Task requirements: In the listing below, locate the lines bearing the word "that". Copy every one of them.
-- BEGIN Data lines --
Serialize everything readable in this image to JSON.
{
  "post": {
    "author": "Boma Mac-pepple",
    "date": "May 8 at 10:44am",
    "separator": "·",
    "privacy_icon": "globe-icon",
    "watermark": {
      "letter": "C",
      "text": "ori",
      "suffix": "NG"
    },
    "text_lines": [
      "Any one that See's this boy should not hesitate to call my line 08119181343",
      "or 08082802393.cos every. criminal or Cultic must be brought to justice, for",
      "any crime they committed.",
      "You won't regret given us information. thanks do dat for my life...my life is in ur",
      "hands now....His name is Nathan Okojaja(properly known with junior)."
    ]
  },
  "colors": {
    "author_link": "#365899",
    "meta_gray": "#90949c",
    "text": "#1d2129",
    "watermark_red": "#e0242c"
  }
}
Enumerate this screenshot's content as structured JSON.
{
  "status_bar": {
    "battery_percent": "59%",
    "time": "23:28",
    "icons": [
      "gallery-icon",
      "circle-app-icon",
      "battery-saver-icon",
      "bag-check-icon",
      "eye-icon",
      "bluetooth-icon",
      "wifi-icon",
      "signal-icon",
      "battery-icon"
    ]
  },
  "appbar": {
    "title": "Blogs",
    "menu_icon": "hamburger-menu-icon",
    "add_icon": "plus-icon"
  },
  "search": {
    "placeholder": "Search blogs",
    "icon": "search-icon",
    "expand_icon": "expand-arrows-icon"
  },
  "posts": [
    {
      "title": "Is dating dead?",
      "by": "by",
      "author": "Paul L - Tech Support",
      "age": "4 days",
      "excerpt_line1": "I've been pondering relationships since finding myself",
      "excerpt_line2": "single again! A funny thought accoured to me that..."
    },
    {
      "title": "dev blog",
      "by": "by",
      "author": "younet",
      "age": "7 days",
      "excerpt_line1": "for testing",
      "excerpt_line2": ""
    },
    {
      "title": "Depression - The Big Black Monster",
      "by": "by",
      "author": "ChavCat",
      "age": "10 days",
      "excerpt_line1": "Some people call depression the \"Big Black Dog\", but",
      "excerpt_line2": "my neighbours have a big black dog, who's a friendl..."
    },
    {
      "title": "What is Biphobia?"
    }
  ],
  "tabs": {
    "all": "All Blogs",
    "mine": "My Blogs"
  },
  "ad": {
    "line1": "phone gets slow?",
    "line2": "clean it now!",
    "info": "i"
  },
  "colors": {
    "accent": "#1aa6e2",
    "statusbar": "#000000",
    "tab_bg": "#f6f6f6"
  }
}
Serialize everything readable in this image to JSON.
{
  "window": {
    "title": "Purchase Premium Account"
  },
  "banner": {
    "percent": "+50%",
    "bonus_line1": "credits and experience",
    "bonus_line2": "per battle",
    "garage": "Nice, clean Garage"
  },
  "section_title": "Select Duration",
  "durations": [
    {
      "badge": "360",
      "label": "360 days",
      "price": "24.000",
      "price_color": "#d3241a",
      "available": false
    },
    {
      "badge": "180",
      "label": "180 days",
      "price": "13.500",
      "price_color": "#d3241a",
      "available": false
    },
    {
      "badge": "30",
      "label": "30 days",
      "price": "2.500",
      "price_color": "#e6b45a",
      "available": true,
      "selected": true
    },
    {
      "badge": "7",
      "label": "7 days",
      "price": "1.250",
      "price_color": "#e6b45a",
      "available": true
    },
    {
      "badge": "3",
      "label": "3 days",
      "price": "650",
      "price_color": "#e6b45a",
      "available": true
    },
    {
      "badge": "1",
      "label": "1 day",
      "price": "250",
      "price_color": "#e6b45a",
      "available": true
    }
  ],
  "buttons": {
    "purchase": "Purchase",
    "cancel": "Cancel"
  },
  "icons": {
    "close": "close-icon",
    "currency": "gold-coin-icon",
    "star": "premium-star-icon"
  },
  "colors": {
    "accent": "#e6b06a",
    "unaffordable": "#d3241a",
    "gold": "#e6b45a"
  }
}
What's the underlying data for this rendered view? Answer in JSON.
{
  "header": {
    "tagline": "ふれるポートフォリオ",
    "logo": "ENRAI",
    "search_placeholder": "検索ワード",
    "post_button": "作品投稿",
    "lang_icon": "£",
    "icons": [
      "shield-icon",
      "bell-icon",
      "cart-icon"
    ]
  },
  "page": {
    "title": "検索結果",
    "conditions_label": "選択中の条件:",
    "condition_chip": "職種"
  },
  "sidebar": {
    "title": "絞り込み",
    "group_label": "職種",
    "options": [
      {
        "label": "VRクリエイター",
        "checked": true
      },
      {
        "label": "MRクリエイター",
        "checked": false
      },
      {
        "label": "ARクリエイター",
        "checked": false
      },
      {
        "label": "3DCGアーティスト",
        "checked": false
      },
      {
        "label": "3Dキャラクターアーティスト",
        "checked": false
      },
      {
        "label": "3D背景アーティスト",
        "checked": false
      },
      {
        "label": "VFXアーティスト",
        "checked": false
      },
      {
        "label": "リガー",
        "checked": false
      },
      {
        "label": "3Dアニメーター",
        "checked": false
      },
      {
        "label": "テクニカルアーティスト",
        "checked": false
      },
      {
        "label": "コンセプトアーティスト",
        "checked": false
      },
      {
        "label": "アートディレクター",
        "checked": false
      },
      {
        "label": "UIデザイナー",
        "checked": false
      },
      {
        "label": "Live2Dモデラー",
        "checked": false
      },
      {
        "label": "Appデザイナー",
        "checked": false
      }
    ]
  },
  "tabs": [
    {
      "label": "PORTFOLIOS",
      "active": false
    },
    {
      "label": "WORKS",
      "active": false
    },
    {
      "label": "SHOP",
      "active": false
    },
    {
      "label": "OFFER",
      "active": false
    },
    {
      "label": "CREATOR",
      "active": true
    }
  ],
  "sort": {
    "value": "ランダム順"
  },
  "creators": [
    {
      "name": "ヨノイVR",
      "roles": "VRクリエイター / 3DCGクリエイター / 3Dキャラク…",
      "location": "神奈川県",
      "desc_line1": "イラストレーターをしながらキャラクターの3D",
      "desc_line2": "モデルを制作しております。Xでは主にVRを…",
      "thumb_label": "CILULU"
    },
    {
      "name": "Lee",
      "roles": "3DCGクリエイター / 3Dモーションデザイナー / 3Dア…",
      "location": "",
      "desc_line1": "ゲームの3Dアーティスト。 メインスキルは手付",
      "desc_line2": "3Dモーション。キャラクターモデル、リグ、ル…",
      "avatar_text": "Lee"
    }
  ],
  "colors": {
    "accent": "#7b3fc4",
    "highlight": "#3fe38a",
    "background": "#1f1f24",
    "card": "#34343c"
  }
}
-- END Data lines --
Response:
      "Any one that See's this boy should not hesitate to call my line 08119181343",
      "excerpt_line2": "single again! A funny thought accoured to me that..."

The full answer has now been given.